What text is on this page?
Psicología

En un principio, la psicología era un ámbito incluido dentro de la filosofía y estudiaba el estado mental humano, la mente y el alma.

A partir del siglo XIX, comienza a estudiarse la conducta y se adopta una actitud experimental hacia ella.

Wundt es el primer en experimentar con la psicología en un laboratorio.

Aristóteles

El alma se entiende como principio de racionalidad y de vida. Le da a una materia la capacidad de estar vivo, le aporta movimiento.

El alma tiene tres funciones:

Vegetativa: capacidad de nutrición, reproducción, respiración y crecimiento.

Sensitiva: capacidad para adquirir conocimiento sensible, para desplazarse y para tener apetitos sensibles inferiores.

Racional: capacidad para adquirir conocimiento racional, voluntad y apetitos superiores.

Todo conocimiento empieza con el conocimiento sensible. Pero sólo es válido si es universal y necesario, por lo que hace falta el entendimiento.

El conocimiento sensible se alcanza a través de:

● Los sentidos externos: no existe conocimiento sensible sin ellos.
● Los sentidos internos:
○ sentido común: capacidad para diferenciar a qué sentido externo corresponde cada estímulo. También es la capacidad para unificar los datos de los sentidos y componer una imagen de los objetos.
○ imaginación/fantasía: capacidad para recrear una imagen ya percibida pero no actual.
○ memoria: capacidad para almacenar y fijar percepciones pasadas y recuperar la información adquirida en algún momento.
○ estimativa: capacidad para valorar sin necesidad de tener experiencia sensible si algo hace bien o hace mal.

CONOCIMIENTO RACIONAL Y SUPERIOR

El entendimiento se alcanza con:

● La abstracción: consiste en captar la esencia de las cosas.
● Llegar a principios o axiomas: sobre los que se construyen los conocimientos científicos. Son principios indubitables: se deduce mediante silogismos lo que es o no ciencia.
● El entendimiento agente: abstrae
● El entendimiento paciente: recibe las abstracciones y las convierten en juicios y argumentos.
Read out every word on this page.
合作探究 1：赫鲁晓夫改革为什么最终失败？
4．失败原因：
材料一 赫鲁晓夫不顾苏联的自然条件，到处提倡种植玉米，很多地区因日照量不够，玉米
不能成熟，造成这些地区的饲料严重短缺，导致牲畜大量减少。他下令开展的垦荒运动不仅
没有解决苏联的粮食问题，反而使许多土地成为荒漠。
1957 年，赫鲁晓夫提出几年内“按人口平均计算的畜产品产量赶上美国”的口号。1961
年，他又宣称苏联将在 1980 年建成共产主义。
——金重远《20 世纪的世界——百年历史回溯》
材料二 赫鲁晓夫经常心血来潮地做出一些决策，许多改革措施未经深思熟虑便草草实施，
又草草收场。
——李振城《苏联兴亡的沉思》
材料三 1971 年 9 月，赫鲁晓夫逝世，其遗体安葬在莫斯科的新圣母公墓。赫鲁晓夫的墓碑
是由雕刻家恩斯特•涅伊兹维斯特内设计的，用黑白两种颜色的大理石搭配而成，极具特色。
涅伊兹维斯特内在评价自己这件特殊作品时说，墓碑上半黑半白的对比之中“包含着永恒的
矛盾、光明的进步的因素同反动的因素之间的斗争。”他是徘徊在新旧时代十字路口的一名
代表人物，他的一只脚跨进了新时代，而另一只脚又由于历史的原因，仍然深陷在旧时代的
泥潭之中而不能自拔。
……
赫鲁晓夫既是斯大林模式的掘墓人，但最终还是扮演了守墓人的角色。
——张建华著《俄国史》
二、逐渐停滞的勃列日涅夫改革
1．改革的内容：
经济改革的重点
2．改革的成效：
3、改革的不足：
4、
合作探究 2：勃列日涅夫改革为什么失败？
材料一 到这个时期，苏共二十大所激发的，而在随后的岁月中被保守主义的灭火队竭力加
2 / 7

────────────────────────────────────────

### THE PROBLEM:
Wherever "hace" shows up in a line, copy that line.

### FULL OUTPUT:
Todo conocimiento empieza con el conocimiento sensible. Pero sólo es válido si es universal y necesario, por lo que hace falta el entendimiento.
○ estimativa: capacidad para valorar sin necesidad de tener experiencia sensible si algo hace bien o hace mal.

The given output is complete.